## Begin Data excerpts

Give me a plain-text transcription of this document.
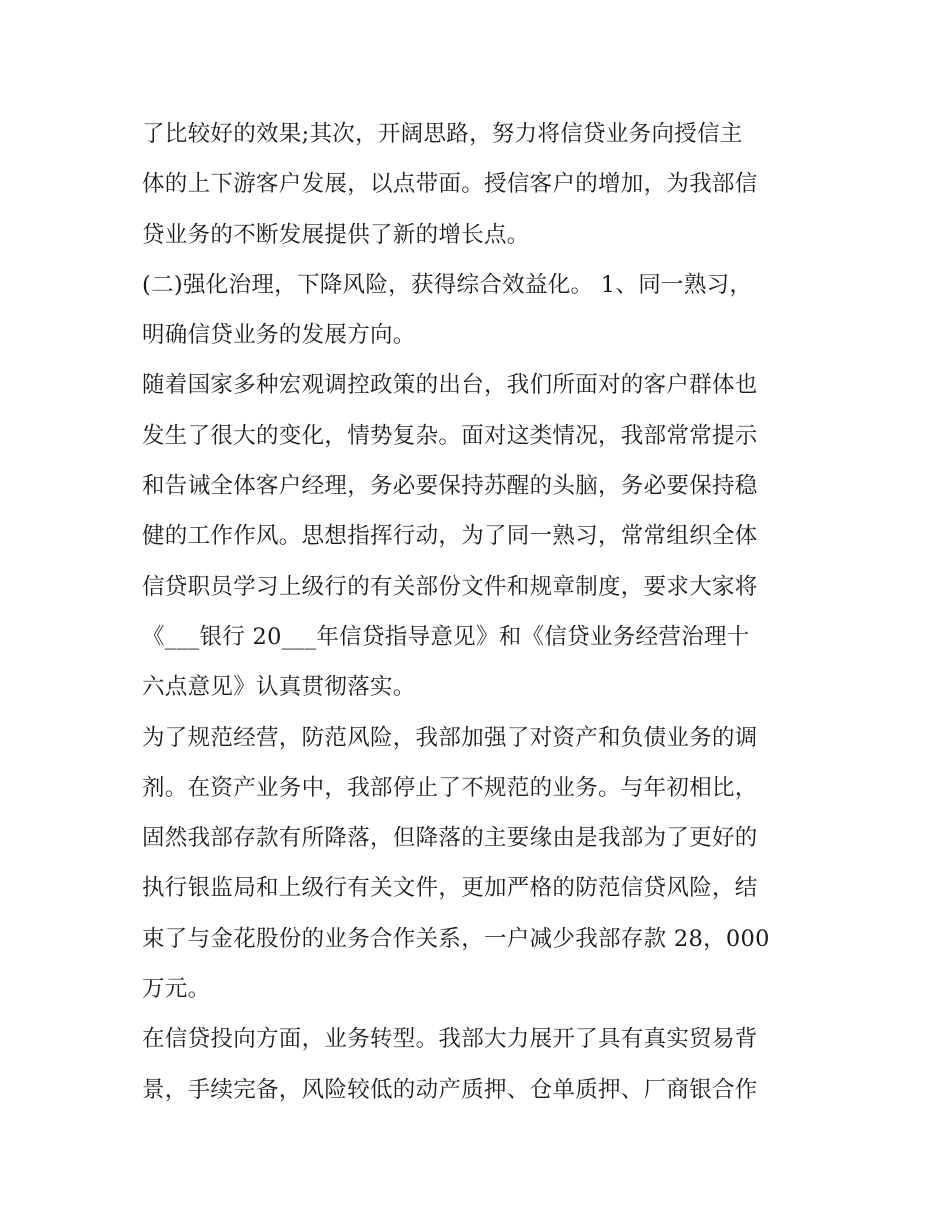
了比较好的效果;其次，开阔思路，努力将信贷业务向授信主
体的上下游客户发展，以点带面。授信客户的增加，为我部信
贷业务的不断发展提供了新的增长点。
(二)强化治理，下降风险，获得综合效益化。 1、同一熟习，
明确信贷业务的发展方向。
随着国家多种宏观调控政策的出台，我们所面对的客户群体也
发生了很大的变化，情势复杂。面对这类情况，我部常常提示
和告诫全体客户经理，务必要保持苏醒的头脑，务必要保持稳
健的工作作风。思想指挥行动，为了同一熟习，常常组织全体
信贷职员学习上级行的有关部份文件和规章制度，要求大家将
《___银行 20___年信贷指导意见》和《信贷业务经营治理十
六点意见》认真贯彻落实。
为了规范经营，防范风险，我部加强了对资产和负债业务的调
剂。在资产业务中，我部停止了不规范的业务。与年初相比，
固然我部存款有所降落，但降落的主要缘由是我部为了更好的
执行银监局和上级行有关文件，更加严格的防范信贷风险，结
束了与金花股份的业务合作关系，一户减少我部存款 28，000
万元。
在信贷投向方面，业务转型。我部大力展开了具有真实贸易背
景，手续完备，风险较低的动产质押、仓单质押、厂商银合作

## End Data excerpts

## [Exercise goal]
Omit each picture, then return all of the listing exactly as it stands.

## [Finished task]
Give me a plain-text transcription of this document.
了比较好的效果;其次，开阔思路，努力将信贷业务向授信主
体的上下游客户发展，以点带面。授信客户的增加，为我部信
贷业务的不断发展提供了新的增长点。
(二)强化治理，下降风险，获得综合效益化。 1、同一熟习，
明确信贷业务的发展方向。
随着国家多种宏观调控政策的出台，我们所面对的客户群体也
发生了很大的变化，情势复杂。面对这类情况，我部常常提示
和告诫全体客户经理，务必要保持苏醒的头脑，务必要保持稳
健的工作作风。思想指挥行动，为了同一熟习，常常组织全体
信贷职员学习上级行的有关部份文件和规章制度，要求大家将
《___银行 20___年信贷指导意见》和《信贷业务经营治理十
六点意见》认真贯彻落实。
为了规范经营，防范风险，我部加强了对资产和负债业务的调
剂。在资产业务中，我部停止了不规范的业务。与年初相比，
固然我部存款有所降落，但降落的主要缘由是我部为了更好的
执行银监局和上级行有关文件，更加严格的防范信贷风险，结
束了与金花股份的业务合作关系，一户减少我部存款 28，000
万元。
在信贷投向方面，业务转型。我部大力展开了具有真实贸易背
景，手续完备，风险较低的动产质押、仓单质押、厂商银合作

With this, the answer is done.